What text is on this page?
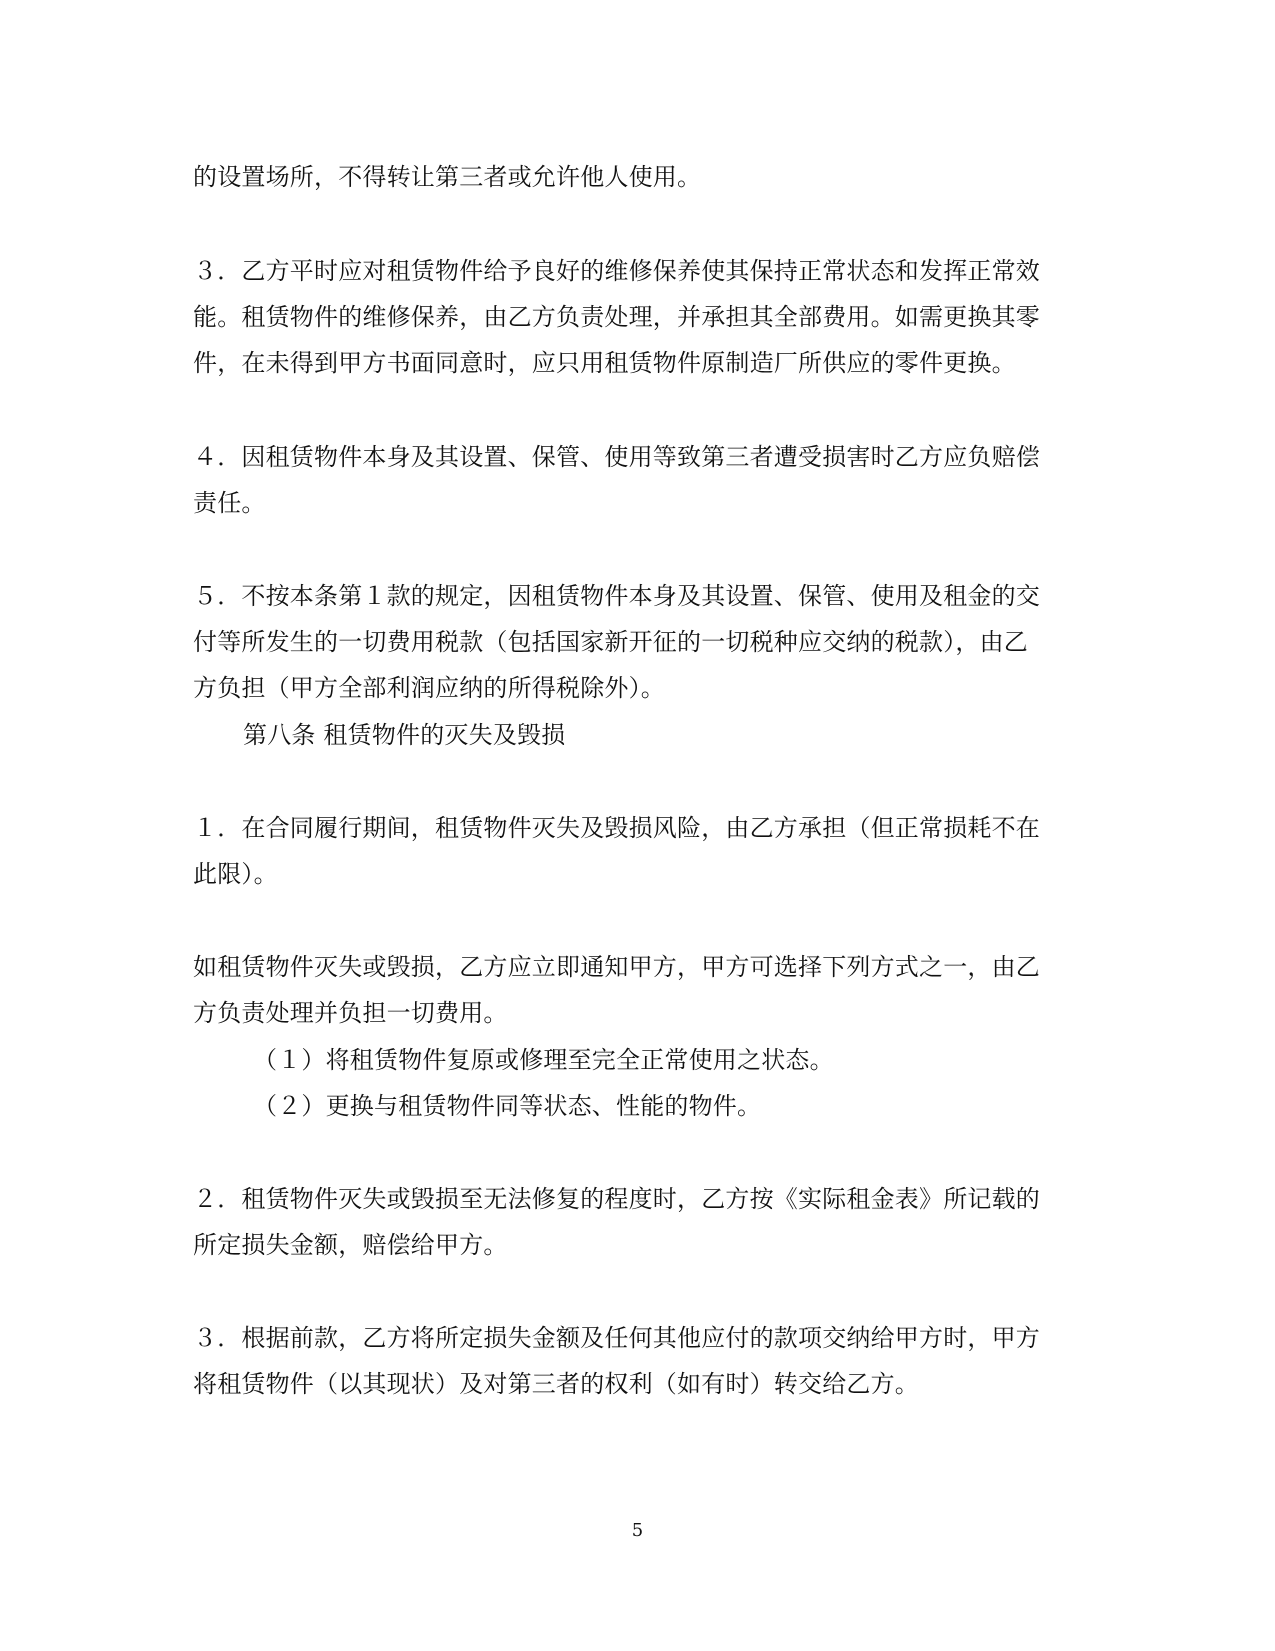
的设置场所，不得转让第三者或允许他人使用。
３．乙方平时应对租赁物件给予良好的维修保养使其保持正常状态和发挥正常效
能。租赁物件的维修保养，由乙方负责处理，并承担其全部费用。如需更换其零
件，在未得到甲方书面同意时，应只用租赁物件原制造厂所供应的零件更换。
４．因租赁物件本身及其设置、保管、使用等致第三者遭受损害时乙方应负赔偿
责任。
５．不按本条第１款的规定，因租赁物件本身及其设置、保管、使用及租金的交
付等所发生的一切费用税款（包括国家新开征的一切税种应交纳的税款），由乙
方负担（甲方全部利润应纳的所得税除外）。
第八条 租赁物件的灭失及毁损
１．在合同履行期间，租赁物件灭失及毁损风险，由乙方承担（但正常损耗不在
此限）。
如租赁物件灭失或毁损，乙方应立即通知甲方，甲方可选择下列方式之一，由乙
方负责处理并负担一切费用。
（１）将租赁物件复原或修理至完全正常使用之状态。
（２）更换与租赁物件同等状态、性能的物件。
２．租赁物件灭失或毁损至无法修复的程度时，乙方按《实际租金表》所记载的
所定损失金额，赔偿给甲方。
３．根据前款，乙方将所定损失金额及任何其他应付的款项交纳给甲方时，甲方
将租赁物件（以其现状）及对第三者的权利（如有时）转交给乙方。
5
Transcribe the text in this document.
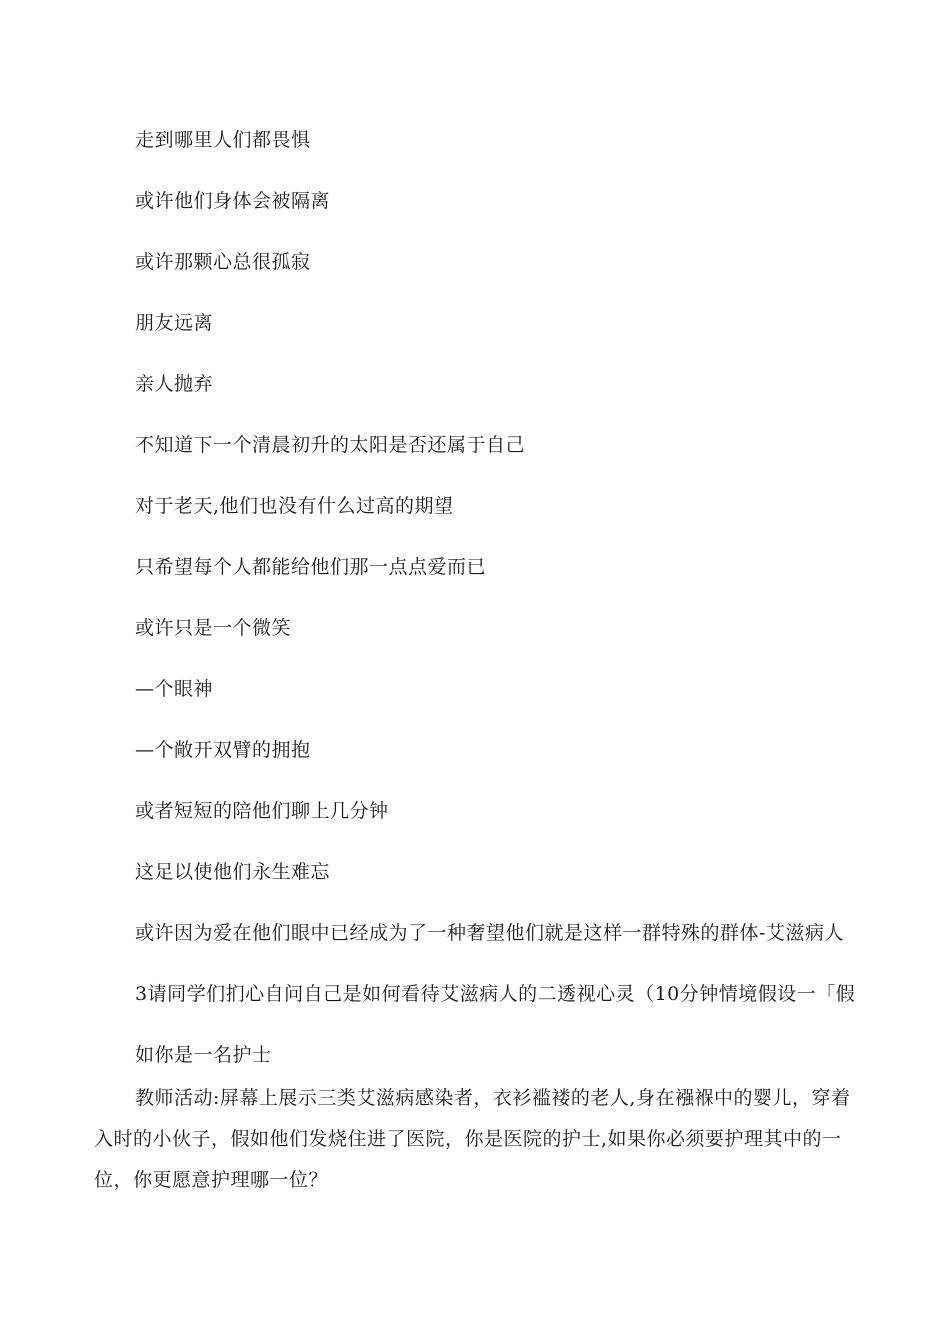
走到哪里人们都畏惧
或许他们身体会被隔离
或许那颗心总很孤寂
朋友远离
亲人抛弃
不知道下一个清晨初升的太阳是否还属于自己
对于老天,他们也没有什么过高的期望
只希望每个人都能给他们那一点点爱而已
或许只是一个微笑
—个眼神
—个敞开双臂的拥抱
或者短短的陪他们聊上几分钟
这足以使他们永生难忘
或许因为爱在他们眼中已经成为了一种奢望他们就是这样一群特殊的群体-艾滋病人
3请同学们扪心自问自己是如何看待艾滋病人的二透视心灵（10分钟情境假设一「假
如你是一名护士
教师活动:屏幕上展示三类艾滋病感染者，衣衫褴褛的老人,身在襁褓中的婴儿，穿着入时的小伙子，假如他们发烧住进了医院，你是医院的护士,如果你必须要护理其中的一位，你更愿意护理哪一位？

--

- [TASK TO CARRY OUT]
Leave out all images, then reproduce the entries above exactly.

- [ANSWER TO THE TASK]
What text is on this page?
的设置场所，不得转让第三者或允许他人使用。
３．乙方平时应对租赁物件给予良好的维修保养使其保持正常状态和发挥正常效
能。租赁物件的维修保养，由乙方负责处理，并承担其全部费用。如需更换其零
件，在未得到甲方书面同意时，应只用租赁物件原制造厂所供应的零件更换。
４．因租赁物件本身及其设置、保管、使用等致第三者遭受损害时乙方应负赔偿
责任。
５．不按本条第１款的规定，因租赁物件本身及其设置、保管、使用及租金的交
付等所发生的一切费用税款（包括国家新开征的一切税种应交纳的税款），由乙
方负担（甲方全部利润应纳的所得税除外）。
第八条 租赁物件的灭失及毁损
１．在合同履行期间，租赁物件灭失及毁损风险，由乙方承担（但正常损耗不在
此限）。
如租赁物件灭失或毁损，乙方应立即通知甲方，甲方可选择下列方式之一，由乙
方负责处理并负担一切费用。
（１）将租赁物件复原或修理至完全正常使用之状态。
（２）更换与租赁物件同等状态、性能的物件。
２．租赁物件灭失或毁损至无法修复的程度时，乙方按《实际租金表》所记载的
所定损失金额，赔偿给甲方。
３．根据前款，乙方将所定损失金额及任何其他应付的款项交纳给甲方时，甲方
将租赁物件（以其现状）及对第三者的权利（如有时）转交给乙方。
5
Transcribe the text in this document.
走到哪里人们都畏惧
或许他们身体会被隔离
或许那颗心总很孤寂
朋友远离
亲人抛弃
不知道下一个清晨初升的太阳是否还属于自己
对于老天,他们也没有什么过高的期望
只希望每个人都能给他们那一点点爱而已
或许只是一个微笑
—个眼神
—个敞开双臂的拥抱
或者短短的陪他们聊上几分钟
这足以使他们永生难忘
或许因为爱在他们眼中已经成为了一种奢望他们就是这样一群特殊的群体-艾滋病人
3请同学们扪心自问自己是如何看待艾滋病人的二透视心灵（10分钟情境假设一「假
如你是一名护士
教师活动:屏幕上展示三类艾滋病感染者，衣衫褴褛的老人,身在襁褓中的婴儿，穿着入时的小伙子，假如他们发烧住进了医院，你是医院的护士,如果你必须要护理其中的一位，你更愿意护理哪一位？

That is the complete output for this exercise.